Dataset rows:

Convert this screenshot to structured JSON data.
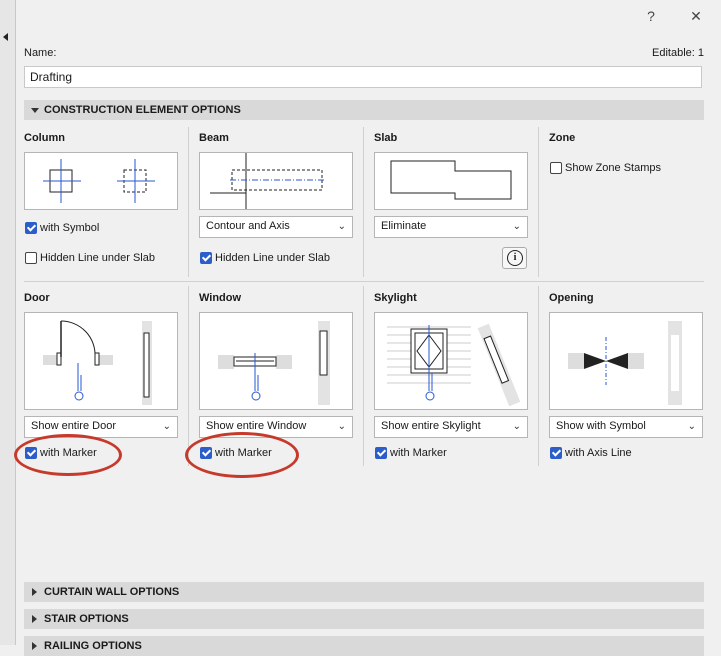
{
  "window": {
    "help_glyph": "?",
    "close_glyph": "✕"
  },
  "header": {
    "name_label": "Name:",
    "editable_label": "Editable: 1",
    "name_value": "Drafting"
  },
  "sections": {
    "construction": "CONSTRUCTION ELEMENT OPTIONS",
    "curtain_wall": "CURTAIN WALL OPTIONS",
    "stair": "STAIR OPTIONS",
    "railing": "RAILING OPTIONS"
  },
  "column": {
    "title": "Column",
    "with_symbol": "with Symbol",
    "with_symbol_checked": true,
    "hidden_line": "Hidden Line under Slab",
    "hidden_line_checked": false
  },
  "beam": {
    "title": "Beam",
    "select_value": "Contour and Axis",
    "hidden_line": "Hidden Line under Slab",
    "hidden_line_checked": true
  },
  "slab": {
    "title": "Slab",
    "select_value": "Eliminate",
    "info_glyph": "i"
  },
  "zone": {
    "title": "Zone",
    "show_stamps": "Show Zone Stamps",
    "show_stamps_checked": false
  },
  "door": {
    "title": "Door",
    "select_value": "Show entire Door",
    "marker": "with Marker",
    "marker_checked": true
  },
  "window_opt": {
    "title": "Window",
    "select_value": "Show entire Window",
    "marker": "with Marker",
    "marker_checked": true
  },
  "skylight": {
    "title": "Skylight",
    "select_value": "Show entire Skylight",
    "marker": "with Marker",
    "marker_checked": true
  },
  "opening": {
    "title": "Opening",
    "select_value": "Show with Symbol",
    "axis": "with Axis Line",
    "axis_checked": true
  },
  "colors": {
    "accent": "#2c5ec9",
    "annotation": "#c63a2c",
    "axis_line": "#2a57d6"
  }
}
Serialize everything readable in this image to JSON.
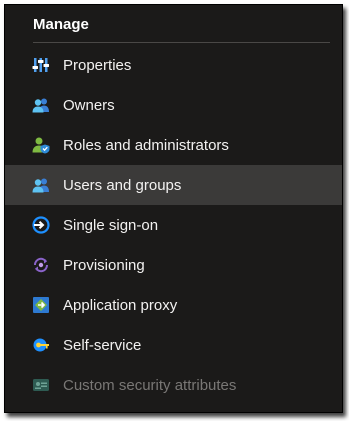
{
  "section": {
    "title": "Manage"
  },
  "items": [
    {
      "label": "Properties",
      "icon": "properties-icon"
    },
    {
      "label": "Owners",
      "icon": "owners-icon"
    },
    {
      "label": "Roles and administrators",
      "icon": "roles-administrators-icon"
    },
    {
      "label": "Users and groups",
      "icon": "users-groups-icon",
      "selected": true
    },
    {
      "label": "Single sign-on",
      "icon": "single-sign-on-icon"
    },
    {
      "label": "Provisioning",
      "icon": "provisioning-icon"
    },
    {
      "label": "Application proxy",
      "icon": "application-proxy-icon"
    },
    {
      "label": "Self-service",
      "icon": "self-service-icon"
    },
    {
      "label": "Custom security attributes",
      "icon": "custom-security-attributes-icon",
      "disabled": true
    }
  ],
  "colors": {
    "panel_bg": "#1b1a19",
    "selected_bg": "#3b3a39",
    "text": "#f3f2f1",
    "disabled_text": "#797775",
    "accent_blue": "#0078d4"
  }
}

## Required task
Scan the listing above. Collect all lines with the word "groups".

## Solution for this problem
      "label": "Users and groups",
      "icon": "users-groups-icon",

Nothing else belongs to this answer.